- _SOAL LATIHAN 1_:
Salin ulang baris-baris pada daftar data, mulai dari baris yang memuat "address-cell: ул. Пушкина, д.12" hingga baris yang memuat "village-cell: с. Чесма [285,180,413,241]", kedua ujungnya ikut disalin.

- _TEKS BACAAN_:
****
Jumat, Oktober 14, 2011

Dhamma Vibagha II (Penggolongan Dhamma) Kelompok Tigabelas



DHAMMA VIBHAGA II
(PENGGOLONGAN DHAMMA)
Kelompok Tigabelas


Sumber : Dhamma Vibhaga - Penggolongan Dhamma;
oleh: H.R.H. The Late Patriarch Prince Vajirananavarorasa;
alih bahasa : Bhikkhu Jeto, Editor : Bhikkhu Abhipanno;
Penerbit : Vidyasena Vihara Vidyaloka, Yogyakarta; Cetakan Pertama 2002)


KELOMPOK TIGA BELAS

1.   PRAKTEK-PRAKTEK KERAS (DHUTANGA)
  1.   Mengenai jubah-jubah
  2.   Mengenakan jubah-jubah kain bekas (Pamsukulikanga)
  3.   Mengenakan tiga jubah (Tecivaranga)
  4.   Mengenai makanan
  5.   Pergi mencari makanan sedekah (Pindapatikanga)
  6.   Menerima makanan sedekah dari satu sisi jalan (Sapadanacarikanga)
  7.   Makan sekali duduk saja (ekasanikanga)
  8.   Makan nasi sedekah (pindapattikanga)
  9.   Menolak makanan yang diberikan belakangan (Khalu-paccha-bhattikanga)
  10.   Mengenai tempat tinggal
  11.   Tinggal di dalam suatu hutan (araññikanga)
  12.   Tinggal di bawah sebatang pohon (rukkhamulikanga)
  13.   Tinggal di suatu tempat terbuka (abbhokasikanga)
  14.   Tinggal di suatu tanah kuburan (sosanikanga)
  15.   Tinggal di tempat apapun yang disediakan (Yatha-santhatikanga)
  16.   Mengenai usaha-usaha
  17.   Duduk (Nesajjikanga)

Khu. M. 29/584; Vis. Dhu. Pa. 74

·         KETERANGAN

Praktek-praktek keras di atas adalah peraturan-peraturan khusus yang diberikan bagi para bhikkhu yang ingin melaksanakannya secara sengaja atau atas kehendak dirinya sendiri. Tidak seperti peraturan-peraturan Vinaya atau patimokkha (peraturan disiplin ke-vihara-an); mereka bukan merupakan suatu keharusan dan jelas dipraktekkan hanya untuk beberapa waktu tertentu saja. Bagi beberapa bhikkhu, praktek-praktek ini berfungsi untuk mempercepat proses penyucian pikiran melalui usaha-usaha khusus dan juga untuk mengembangkan praktek hidup sederhana dan puas dengan kebutuhan-kebutuhan sedikit. Mereka digolongkan menjadi empat bagian seperti diatas.

·         KETERANGAN UNTUK MASING-MASING PRAKTEK

Seorang bhikkhu yang telah bersumpah untuk mengenakan jubah dari kain-kain bekas tidak akan menerima jubah yang dipersembahkan oleh para umat awam. Ia puas dengan jubah (atau potongan-potongan kain untuk membuat jubah) yang dikumpulkan dari tempat kumpulan sampah.
****
- _SOAL LATIHAN 2_:
Jawab pertanyaan berikut berdasarkan teks bacaan tentang praktek-praktek keras (dhutanga).
(a) Siapa yang mengalihbahasakan sumber teks tersebut?
(b) Pada tahun berapa cetakan pertama sumber itu terbit?
(c) Jubah apa yang tidak akan diterima oleh bhikkhu yang bersumpah mengenakan jubah dari kain-kain bekas?

Daftar data:
****
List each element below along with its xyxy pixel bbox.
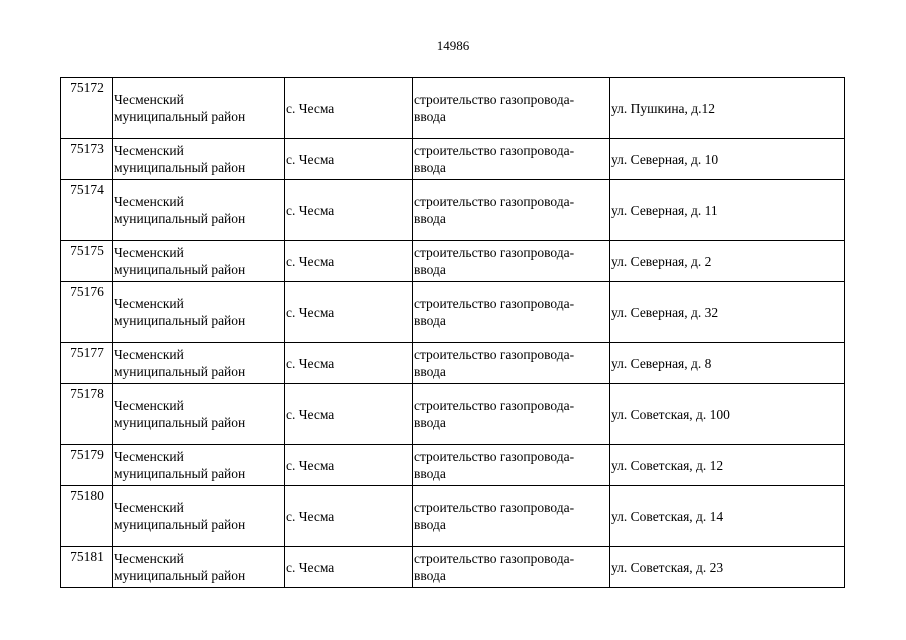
address-cell: ул. Пушкина, д.12 [610,78,845,139]
village-cell: с. Чесма [285,78,413,139]
district-name: Чесменский [114,143,184,158]
work-line-2: ввода [414,262,446,277]
table-row [61,445,845,486]
district-type: муниципальный район [114,160,246,175]
district-name: Чесменский [114,194,184,209]
work-cell [413,547,610,588]
district-type: муниципальный район [114,466,246,481]
work-line-2: ввода [414,364,446,379]
district-cell [113,78,285,139]
district-name: Чесменский [114,296,184,311]
row-number: 75173 [61,139,113,180]
work-line-1: строительство газопровода- [414,449,575,464]
table-row [61,282,845,343]
work-line-1: строительство газопровода- [414,92,575,107]
address-cell: ул. Северная, д. 8 [610,343,845,384]
district-name: Чесменский [114,92,184,107]
row-number: 75175 [61,241,113,282]
village-cell: с. Чесма [285,241,413,282]
district-cell [113,241,285,282]
district-cell [113,547,285,588]
work-line-2: ввода [414,466,446,481]
village-cell: с. Чесма [285,547,413,588]
work-line-2: ввода [414,109,446,124]
work-cell [413,282,610,343]
district-name: Чесменский [114,500,184,515]
table-row [61,343,845,384]
table-row [61,139,845,180]
work-cell [413,384,610,445]
row-number: 75174 [61,180,113,241]
address-cell: ул. Северная, д. 2 [610,241,845,282]
work-line-1: строительство газопровода- [414,194,575,209]
table-row [61,241,845,282]
village-cell: с. Чесма [285,139,413,180]
work-cell [413,180,610,241]
village-cell: с. Чесма [285,180,413,241]
district-cell [113,282,285,343]
work-cell [413,139,610,180]
district-type: муниципальный район [114,568,246,583]
work-line-2: ввода [414,568,446,583]
work-cell [413,445,610,486]
village-cell: с. Чесма [285,445,413,486]
address-cell: ул. Советская, д. 23 [610,547,845,588]
table-row [61,384,845,445]
address-cell: ул. Северная, д. 32 [610,282,845,343]
work-line-2: ввода [414,415,446,430]
district-name: Чесменский [114,551,184,566]
district-name: Чесменский [114,347,184,362]
work-line-1: строительство газопровода- [414,296,575,311]
district-type: муниципальный район [114,109,246,124]
district-name: Чесменский [114,398,184,413]
row-number: 75178 [61,384,113,445]
work-line-1: строительство газопровода- [414,551,575,566]
district-cell [113,486,285,547]
district-cell [113,139,285,180]
district-cell [113,445,285,486]
district-type: муниципальный район [114,313,246,328]
village-cell: с. Чесма [285,343,413,384]
row-number: 75180 [61,486,113,547]
page-number: 14986 [436,38,470,53]
row-number: 75179 [61,445,113,486]
village-cell: с. Чесма [285,486,413,547]
district-type: муниципальный район [114,364,246,379]
district-name: Чесменский [114,449,184,464]
work-cell [413,486,610,547]
address-cell: ул. Северная, д. 11 [610,180,845,241]
work-line-1: строительство газопровода- [414,143,575,158]
work-line-2: ввода [414,160,446,175]
village-cell: с. Чесма [285,282,413,343]
table-row [61,78,845,139]
row-number: 75172 [61,78,113,139]
work-line-1: строительство газопровода- [414,398,575,413]
district-name: Чесменский [114,245,184,260]
work-line-1: строительство газопровода- [414,347,575,362]
table-row [61,180,845,241]
district-type: муниципальный район [114,415,246,430]
district-type: муниципальный район [114,211,246,226]
village-cell: с. Чесма [285,384,413,445]
work-line-2: ввода [414,211,446,226]
work-line-2: ввода [414,517,446,532]
work-line-2: ввода [414,313,446,328]
row-number: 75177 [61,343,113,384]
row-number: 75176 [61,282,113,343]
district-cell [113,384,285,445]
row-number: 75181 [61,547,113,588]
address-cell: ул. Советская, д. 12 [610,445,845,486]
address-cell: ул. Советская, д. 100 [610,384,845,445]
district-cell [113,343,285,384]
district-cell [113,180,285,241]
work-cell [413,78,610,139]
work-line-1: строительство газопровода- [414,245,575,260]
work-cell [413,343,610,384]
address-cell: ул. Северная, д. 10 [610,139,845,180]
table-row [61,486,845,547]
work-cell [413,241,610,282]
work-line-1: строительство газопровода- [414,500,575,515]
table-row [61,547,845,588]
registry-table [60,77,845,588]
address-cell: ул. Советская, д. 14 [610,486,845,547]
district-type: муниципальный район [114,517,246,532]
district-type: муниципальный район [114,262,246,277]
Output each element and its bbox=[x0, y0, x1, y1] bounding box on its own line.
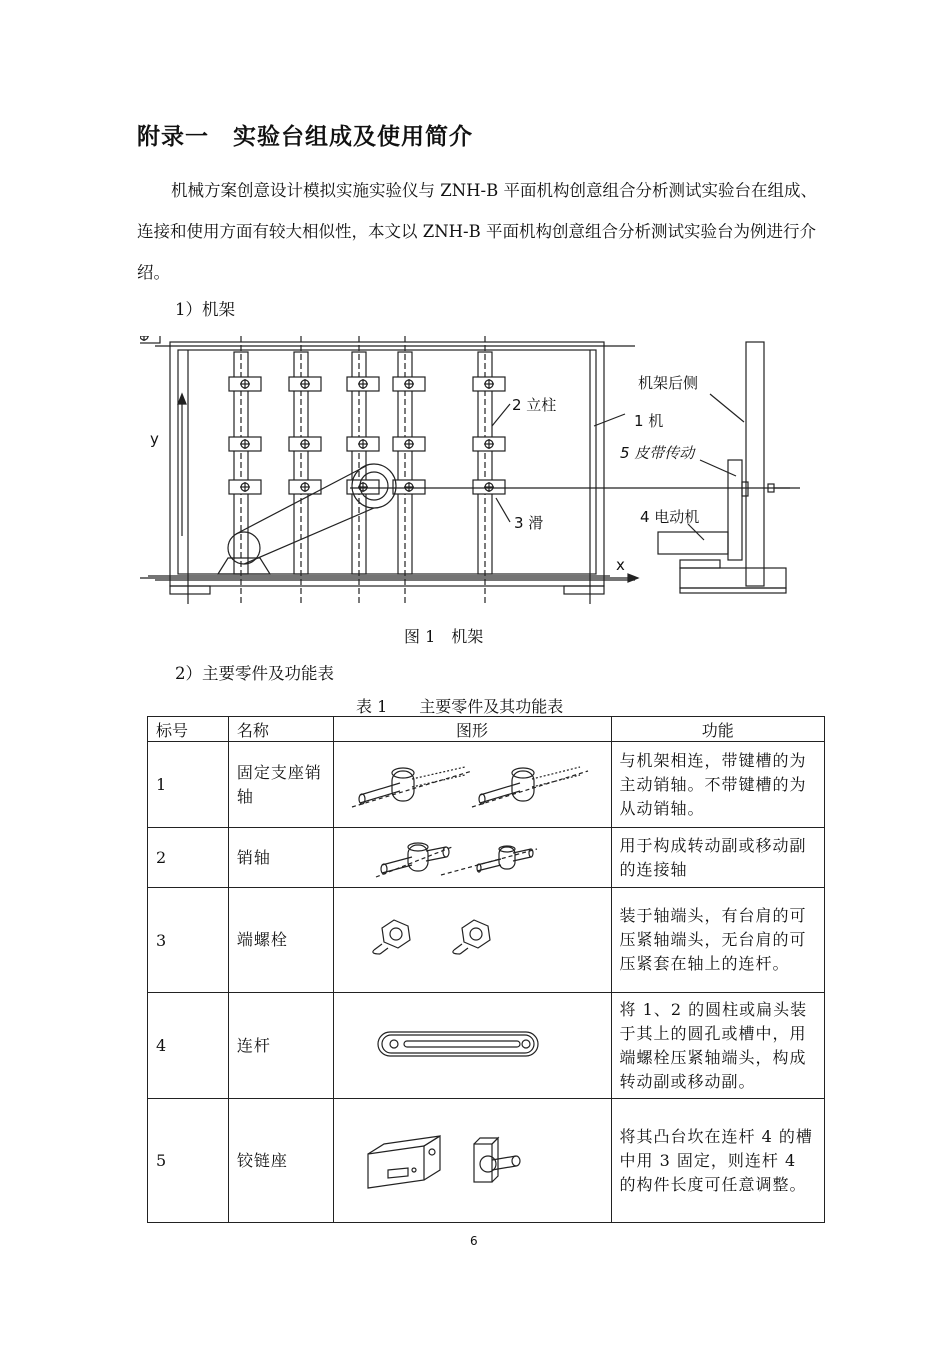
appendix-heading: 附录一 实验台组成及使用简介 bbox=[137, 124, 473, 150]
page-number: 6 bbox=[470, 1234, 478, 1248]
row-id: 5 bbox=[148, 1099, 229, 1223]
table-row bbox=[148, 1099, 825, 1223]
row-function: 与机架相连，带键槽的为主动销轴。不带键槽的为从动销轴。 bbox=[611, 742, 824, 828]
row-id: 4 bbox=[148, 993, 229, 1099]
figure-label-frame: 1 机 bbox=[634, 412, 664, 430]
row-function: 用于构成转动副或移动副的连接轴 bbox=[611, 828, 824, 888]
row-name: 销轴 bbox=[228, 828, 333, 888]
figure-label-slider: 3 滑 bbox=[514, 514, 544, 532]
figure-label-column: 2 立柱 bbox=[512, 396, 557, 414]
row-function: 将 1、2 的圆柱或扁头装于其上的圆孔或槽中，用端螺栓压紧轴端头，构成转动副或移动副。 bbox=[611, 993, 824, 1099]
fixed-support-pin-icon bbox=[333, 742, 611, 828]
row-id: 1 bbox=[148, 742, 229, 828]
table-row bbox=[148, 828, 825, 888]
header-function: 功能 bbox=[611, 717, 824, 742]
frame-figure bbox=[140, 336, 820, 608]
row-name: 端螺栓 bbox=[228, 888, 333, 993]
table-caption: 表 1 主要零件及其功能表 bbox=[356, 697, 564, 716]
figure-caption: 图 1 机架 bbox=[404, 627, 484, 646]
figure-label-x: x bbox=[616, 556, 625, 574]
table-row bbox=[148, 742, 825, 828]
row-name: 固定支座销轴 bbox=[228, 742, 333, 828]
row-name: 铰链座 bbox=[228, 1099, 333, 1223]
motor-body bbox=[658, 532, 728, 554]
row-id: 2 bbox=[148, 828, 229, 888]
header-id: 标号 bbox=[148, 717, 229, 742]
figure-label-belt: 5 皮带传动 bbox=[620, 444, 695, 462]
intro-paragraph: 机械方案创意设计模拟实施实验仪与 ZNH-B 平面机构创意组合分析测试实验台在组成、连接和使用方面有较大相似性，本文以 ZNH-B 平面机构创意组合分析测试实验台为例进行介绍。 bbox=[137, 181, 817, 282]
sliders bbox=[140, 336, 505, 494]
connecting-rod-icon bbox=[333, 993, 611, 1099]
figure-label-rear: 机架后侧 bbox=[638, 374, 699, 392]
table-row bbox=[148, 993, 825, 1099]
header-figure: 图形 bbox=[333, 717, 611, 742]
parts-table bbox=[147, 716, 825, 1223]
figure-label-y: y bbox=[150, 430, 159, 448]
end-bolt-icon bbox=[333, 888, 611, 993]
table-row bbox=[148, 888, 825, 993]
row-function: 将其凸台坎在连杆 4 的槽中用 3 固定，则连杆 4 的构件长度可任意调整。 bbox=[611, 1099, 824, 1223]
header-name: 名称 bbox=[228, 717, 333, 742]
row-function: 装于轴端头，有台肩的可压紧轴端头，无台肩的可压紧套在轴上的连杆。 bbox=[611, 888, 824, 993]
pin-shaft-icon bbox=[333, 828, 611, 888]
section-parts-heading: 2）主要零件及功能表 bbox=[175, 664, 334, 683]
hinge-seat-icon bbox=[333, 1099, 611, 1223]
table-header-row bbox=[148, 717, 825, 742]
row-name: 连杆 bbox=[228, 993, 333, 1099]
figure-label-motor: 4 电动机 bbox=[640, 508, 700, 526]
section-frame-heading: 1）机架 bbox=[175, 300, 235, 319]
row-id: 3 bbox=[148, 888, 229, 993]
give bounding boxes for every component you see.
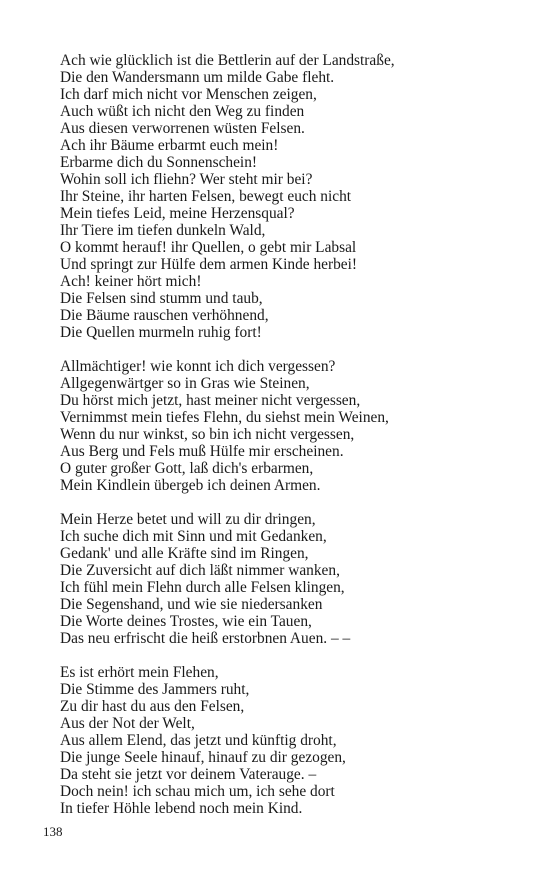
****
- _HASIL JAWABAN 1_:
address-cell: ул. Пушкина, д.12 [610,78,845,139]
village-cell: с. Чесма [285,78,413,139]
district-name: Чесменский [114,143,184,158]
work-line-2: ввода [414,262,446,277]
table-row [61,445,845,486]
district-type: муниципальный район [114,160,246,175]
district-name: Чесменский [114,194,184,209]
work-cell [413,547,610,588]
district-type: муниципальный район [114,466,246,481]
work-line-2: ввода [414,364,446,379]
district-cell [113,78,285,139]
district-name: Чесменский [114,296,184,311]
row-number: 75173 [61,139,113,180]
work-line-1: строительство газопровода- [414,449,575,464]
table-row [61,282,845,343]
work-line-1: строительство газопровода- [414,92,575,107]
address-cell: ул. Северная, д. 8 [610,343,845,384]
district-name: Чесменский [114,92,184,107]
row-number: 75175 [61,241,113,282]
village-cell: с. Чесма [285,241,413,282]
district-cell [113,241,285,282]
district-cell [113,547,285,588]
work-line-2: ввода [414,466,446,481]
village-cell: с. Чесма [285,547,413,588]
work-line-2: ввода [414,109,446,124]
work-cell [413,282,610,343]
district-name: Чесменский [114,500,184,515]
table-row [61,343,845,384]
table-row [61,139,845,180]
work-cell [413,384,610,445]
row-number: 75174 [61,180,113,241]
address-cell: ул. Северная, д. 2 [610,241,845,282]
work-line-1: строительство газопровода- [414,194,575,209]
table-row [61,241,845,282]
village-cell: с. Чесма [285,139,413,180]
work-cell [413,180,610,241]
village-cell: с. Чесма [285,180,413,241]

- _HASIL JAWABAN 2_:
(a) Bhikkhu Jeto.
(b) 2002.
(c) Jubah yang dipersembahkan oleh para umat awam.